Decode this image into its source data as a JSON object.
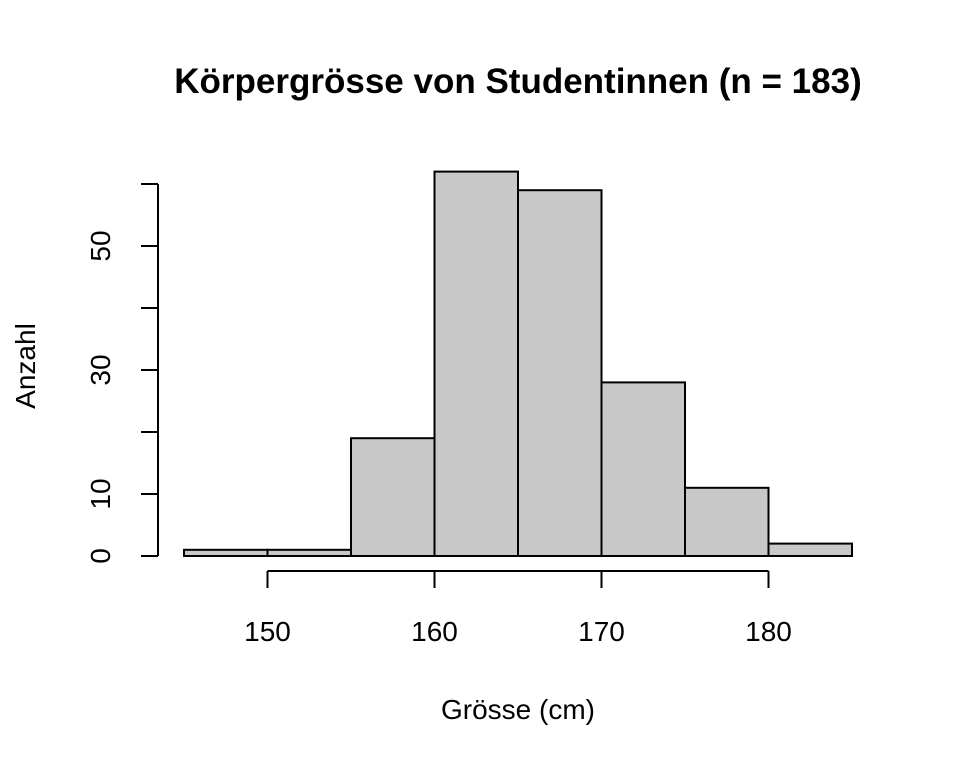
{
  "chart_data": {
    "type": "histogram",
    "title": "Körpergrösse von Studentinnen (n = 183)",
    "xlabel": "Grösse (cm)",
    "ylabel": "Anzahl",
    "bin_edges": [
      145,
      150,
      155,
      160,
      165,
      170,
      175,
      180,
      185
    ],
    "counts": [
      1,
      1,
      19,
      62,
      59,
      28,
      11,
      2
    ],
    "xlim": [
      145,
      185
    ],
    "ylim": [
      0,
      60
    ],
    "x_ticks": [
      150,
      160,
      170,
      180
    ],
    "x_tick_labels": [
      "150",
      "160",
      "170",
      "180"
    ],
    "y_ticks": [
      0,
      10,
      20,
      30,
      40,
      50,
      60
    ],
    "y_tick_labels": [
      "0",
      "10",
      "",
      "30",
      "",
      "50",
      ""
    ],
    "colors": {
      "bar_fill": "#c8c8c8",
      "bar_stroke": "#000000"
    },
    "grid": false,
    "legend": "none"
  }
}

+ + +

__Problem details__:
Restate the data above word for word. Do not include the images.

__Task result__:
Decode this image into its source data as a JSON object.
{
  "chart_data": {
    "type": "histogram",
    "title": "Körpergrösse von Studentinnen (n = 183)",
    "xlabel": "Grösse (cm)",
    "ylabel": "Anzahl",
    "bin_edges": [
      145,
      150,
      155,
      160,
      165,
      170,
      175,
      180,
      185
    ],
    "counts": [
      1,
      1,
      19,
      62,
      59,
      28,
      11,
      2
    ],
    "xlim": [
      145,
      185
    ],
    "ylim": [
      0,
      60
    ],
    "x_ticks": [
      150,
      160,
      170,
      180
    ],
    "x_tick_labels": [
      "150",
      "160",
      "170",
      "180"
    ],
    "y_ticks": [
      0,
      10,
      20,
      30,
      40,
      50,
      60
    ],
    "y_tick_labels": [
      "0",
      "10",
      "",
      "30",
      "",
      "50",
      ""
    ],
    "colors": {
      "bar_fill": "#c8c8c8",
      "bar_stroke": "#000000"
    },
    "grid": false,
    "legend": "none"
  }
}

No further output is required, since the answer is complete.